### [EXERCISE BRIEF]
Present the following entries again, word for word and in full.

### [DATA RECORDS]

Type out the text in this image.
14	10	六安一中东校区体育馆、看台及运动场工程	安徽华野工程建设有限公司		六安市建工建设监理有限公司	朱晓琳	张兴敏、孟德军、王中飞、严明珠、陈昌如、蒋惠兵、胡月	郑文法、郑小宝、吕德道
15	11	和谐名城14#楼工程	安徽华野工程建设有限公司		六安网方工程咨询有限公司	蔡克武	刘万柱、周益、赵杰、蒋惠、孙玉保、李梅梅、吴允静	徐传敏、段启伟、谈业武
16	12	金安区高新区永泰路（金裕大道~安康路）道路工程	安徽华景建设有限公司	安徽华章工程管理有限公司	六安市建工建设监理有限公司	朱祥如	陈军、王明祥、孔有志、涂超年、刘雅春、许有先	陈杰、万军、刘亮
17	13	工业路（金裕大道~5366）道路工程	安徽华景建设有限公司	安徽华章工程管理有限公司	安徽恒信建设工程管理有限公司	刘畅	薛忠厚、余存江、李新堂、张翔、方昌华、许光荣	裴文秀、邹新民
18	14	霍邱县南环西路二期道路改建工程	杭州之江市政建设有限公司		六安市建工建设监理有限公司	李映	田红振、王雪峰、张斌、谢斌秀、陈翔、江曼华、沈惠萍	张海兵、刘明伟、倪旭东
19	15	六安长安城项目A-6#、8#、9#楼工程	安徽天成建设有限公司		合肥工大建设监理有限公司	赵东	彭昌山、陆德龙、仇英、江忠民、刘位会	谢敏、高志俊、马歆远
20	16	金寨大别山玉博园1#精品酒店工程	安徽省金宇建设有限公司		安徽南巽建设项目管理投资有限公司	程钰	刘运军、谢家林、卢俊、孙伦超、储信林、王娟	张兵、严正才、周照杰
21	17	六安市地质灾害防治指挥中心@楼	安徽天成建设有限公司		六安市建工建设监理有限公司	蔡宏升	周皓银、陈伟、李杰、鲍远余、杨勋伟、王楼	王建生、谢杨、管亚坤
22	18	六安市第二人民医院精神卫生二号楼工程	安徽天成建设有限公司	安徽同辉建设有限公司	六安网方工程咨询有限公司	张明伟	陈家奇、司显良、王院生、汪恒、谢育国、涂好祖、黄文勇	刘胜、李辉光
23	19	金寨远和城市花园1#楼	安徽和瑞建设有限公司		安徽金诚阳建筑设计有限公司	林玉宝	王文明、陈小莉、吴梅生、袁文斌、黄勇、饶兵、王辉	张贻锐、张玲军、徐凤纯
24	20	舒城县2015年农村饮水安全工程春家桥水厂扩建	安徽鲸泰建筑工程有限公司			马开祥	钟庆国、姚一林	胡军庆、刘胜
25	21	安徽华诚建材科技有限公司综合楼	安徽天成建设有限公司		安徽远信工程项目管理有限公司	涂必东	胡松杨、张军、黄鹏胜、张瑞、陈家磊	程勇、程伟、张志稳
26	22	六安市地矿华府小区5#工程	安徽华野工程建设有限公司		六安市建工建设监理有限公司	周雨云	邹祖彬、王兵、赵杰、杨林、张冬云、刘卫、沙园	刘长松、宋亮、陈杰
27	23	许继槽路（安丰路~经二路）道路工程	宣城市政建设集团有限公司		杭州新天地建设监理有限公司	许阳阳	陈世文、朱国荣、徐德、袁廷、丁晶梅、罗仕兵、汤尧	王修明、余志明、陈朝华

### [RESULT OF THE EXERCISE]
Type out the text in this image.
14	10	六安一中东校区体育馆、看台及运动场工程	安徽华野工程建设有限公司		六安市建工建设监理有限公司	朱晓琳	张兴敏、孟德军、王中飞、严明珠、陈昌如、蒋惠兵、胡月	郑文法、郑小宝、吕德道
15	11	和谐名城14#楼工程	安徽华野工程建设有限公司		六安网方工程咨询有限公司	蔡克武	刘万柱、周益、赵杰、蒋惠、孙玉保、李梅梅、吴允静	徐传敏、段启伟、谈业武
16	12	金安区高新区永泰路（金裕大道~安康路）道路工程	安徽华景建设有限公司	安徽华章工程管理有限公司	六安市建工建设监理有限公司	朱祥如	陈军、王明祥、孔有志、涂超年、刘雅春、许有先	陈杰、万军、刘亮
17	13	工业路（金裕大道~5366）道路工程	安徽华景建设有限公司	安徽华章工程管理有限公司	安徽恒信建设工程管理有限公司	刘畅	薛忠厚、余存江、李新堂、张翔、方昌华、许光荣	裴文秀、邹新民
18	14	霍邱县南环西路二期道路改建工程	杭州之江市政建设有限公司		六安市建工建设监理有限公司	李映	田红振、王雪峰、张斌、谢斌秀、陈翔、江曼华、沈惠萍	张海兵、刘明伟、倪旭东
19	15	六安长安城项目A-6#、8#、9#楼工程	安徽天成建设有限公司		合肥工大建设监理有限公司	赵东	彭昌山、陆德龙、仇英、江忠民、刘位会	谢敏、高志俊、马歆远
20	16	金寨大别山玉博园1#精品酒店工程	安徽省金宇建设有限公司		安徽南巽建设项目管理投资有限公司	程钰	刘运军、谢家林、卢俊、孙伦超、储信林、王娟	张兵、严正才、周照杰
21	17	六安市地质灾害防治指挥中心@楼	安徽天成建设有限公司		六安市建工建设监理有限公司	蔡宏升	周皓银、陈伟、李杰、鲍远余、杨勋伟、王楼	王建生、谢杨、管亚坤
22	18	六安市第二人民医院精神卫生二号楼工程	安徽天成建设有限公司	安徽同辉建设有限公司	六安网方工程咨询有限公司	张明伟	陈家奇、司显良、王院生、汪恒、谢育国、涂好祖、黄文勇	刘胜、李辉光
23	19	金寨远和城市花园1#楼	安徽和瑞建设有限公司		安徽金诚阳建筑设计有限公司	林玉宝	王文明、陈小莉、吴梅生、袁文斌、黄勇、饶兵、王辉	张贻锐、张玲军、徐凤纯
24	20	舒城县2015年农村饮水安全工程春家桥水厂扩建	安徽鲸泰建筑工程有限公司			马开祥	钟庆国、姚一林	胡军庆、刘胜
25	21	安徽华诚建材科技有限公司综合楼	安徽天成建设有限公司		安徽远信工程项目管理有限公司	涂必东	胡松杨、张军、黄鹏胜、张瑞、陈家磊	程勇、程伟、张志稳
26	22	六安市地矿华府小区5#工程	安徽华野工程建设有限公司		六安市建工建设监理有限公司	周雨云	邹祖彬、王兵、赵杰、杨林、张冬云、刘卫、沙园	刘长松、宋亮、陈杰
27	23	许继槽路（安丰路~经二路）道路工程	宣城市政建设集团有限公司		杭州新天地建设监理有限公司	许阳阳	陈世文、朱国荣、徐德、袁廷、丁晶梅、罗仕兵、汤尧	王修明、余志明、陈朝华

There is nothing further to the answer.